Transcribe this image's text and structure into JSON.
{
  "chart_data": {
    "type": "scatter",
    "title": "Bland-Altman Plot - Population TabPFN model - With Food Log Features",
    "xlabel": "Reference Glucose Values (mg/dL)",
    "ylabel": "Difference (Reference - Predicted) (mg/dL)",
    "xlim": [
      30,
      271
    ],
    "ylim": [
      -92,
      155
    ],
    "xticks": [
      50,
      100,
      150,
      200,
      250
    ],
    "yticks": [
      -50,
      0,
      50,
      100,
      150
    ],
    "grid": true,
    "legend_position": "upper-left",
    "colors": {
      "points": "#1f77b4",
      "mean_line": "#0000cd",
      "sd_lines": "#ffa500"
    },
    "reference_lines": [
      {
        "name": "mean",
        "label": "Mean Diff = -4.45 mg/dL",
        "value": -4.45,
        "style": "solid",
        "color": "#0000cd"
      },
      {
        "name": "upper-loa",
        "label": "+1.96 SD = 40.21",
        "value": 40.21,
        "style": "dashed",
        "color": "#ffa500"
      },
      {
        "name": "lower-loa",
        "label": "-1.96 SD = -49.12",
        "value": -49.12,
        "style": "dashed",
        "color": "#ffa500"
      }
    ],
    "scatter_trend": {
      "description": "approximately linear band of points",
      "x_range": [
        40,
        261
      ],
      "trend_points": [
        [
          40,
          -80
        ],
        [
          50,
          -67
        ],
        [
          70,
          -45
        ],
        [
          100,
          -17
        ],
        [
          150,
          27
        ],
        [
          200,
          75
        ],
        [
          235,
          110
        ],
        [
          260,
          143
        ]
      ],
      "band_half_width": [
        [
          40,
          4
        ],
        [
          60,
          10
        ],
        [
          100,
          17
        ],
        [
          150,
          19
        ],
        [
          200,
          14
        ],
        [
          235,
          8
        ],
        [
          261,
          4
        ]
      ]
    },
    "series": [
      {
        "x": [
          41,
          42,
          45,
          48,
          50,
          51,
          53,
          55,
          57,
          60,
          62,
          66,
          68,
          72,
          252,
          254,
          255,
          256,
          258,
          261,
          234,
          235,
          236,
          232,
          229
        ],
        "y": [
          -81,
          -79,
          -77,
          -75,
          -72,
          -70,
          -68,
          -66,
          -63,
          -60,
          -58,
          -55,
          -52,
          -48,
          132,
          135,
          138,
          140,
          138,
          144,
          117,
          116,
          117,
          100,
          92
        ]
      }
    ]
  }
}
========
» Task objective
Copy the data above exactly. Every line must be included.

» Task output
Transcribe this image's text and structure into JSON.
{
  "chart_data": {
    "type": "scatter",
    "title": "Bland-Altman Plot - Population TabPFN model - With Food Log Features",
    "xlabel": "Reference Glucose Values (mg/dL)",
    "ylabel": "Difference (Reference - Predicted) (mg/dL)",
    "xlim": [
      30,
      271
    ],
    "ylim": [
      -92,
      155
    ],
    "xticks": [
      50,
      100,
      150,
      200,
      250
    ],
    "yticks": [
      -50,
      0,
      50,
      100,
      150
    ],
    "grid": true,
    "legend_position": "upper-left",
    "colors": {
      "points": "#1f77b4",
      "mean_line": "#0000cd",
      "sd_lines": "#ffa500"
    },
    "reference_lines": [
      {
        "name": "mean",
        "label": "Mean Diff = -4.45 mg/dL",
        "value": -4.45,
        "style": "solid",
        "color": "#0000cd"
      },
      {
        "name": "upper-loa",
        "label": "+1.96 SD = 40.21",
        "value": 40.21,
        "style": "dashed",
        "color": "#ffa500"
      },
      {
        "name": "lower-loa",
        "label": "-1.96 SD = -49.12",
        "value": -49.12,
        "style": "dashed",
        "color": "#ffa500"
      }
    ],
    "scatter_trend": {
      "description": "approximately linear band of points",
      "x_range": [
        40,
        261
      ],
      "trend_points": [
        [
          40,
          -80
        ],
        [
          50,
          -67
        ],
        [
          70,
          -45
        ],
        [
          100,
          -17
        ],
        [
          150,
          27
        ],
        [
          200,
          75
        ],
        [
          235,
          110
        ],
        [
          260,
          143
        ]
      ],
      "band_half_width": [
        [
          40,
          4
        ],
        [
          60,
          10
        ],
        [
          100,
          17
        ],
        [
          150,
          19
        ],
        [
          200,
          14
        ],
        [
          235,
          8
        ],
        [
          261,
          4
        ]
      ]
    },
    "series": [
      {
        "x": [
          41,
          42,
          45,
          48,
          50,
          51,
          53,
          55,
          57,
          60,
          62,
          66,
          68,
          72,
          252,
          254,
          255,
          256,
          258,
          261,
          234,
          235,
          236,
          232,
          229
        ],
        "y": [
          -81,
          -79,
          -77,
          -75,
          -72,
          -70,
          -68,
          -66,
          -63,
          -60,
          -58,
          -55,
          -52,
          -48,
          132,
          135,
          138,
          140,
          138,
          144,
          117,
          116,
          117,
          100,
          92
        ]
      }
    ]
  }
}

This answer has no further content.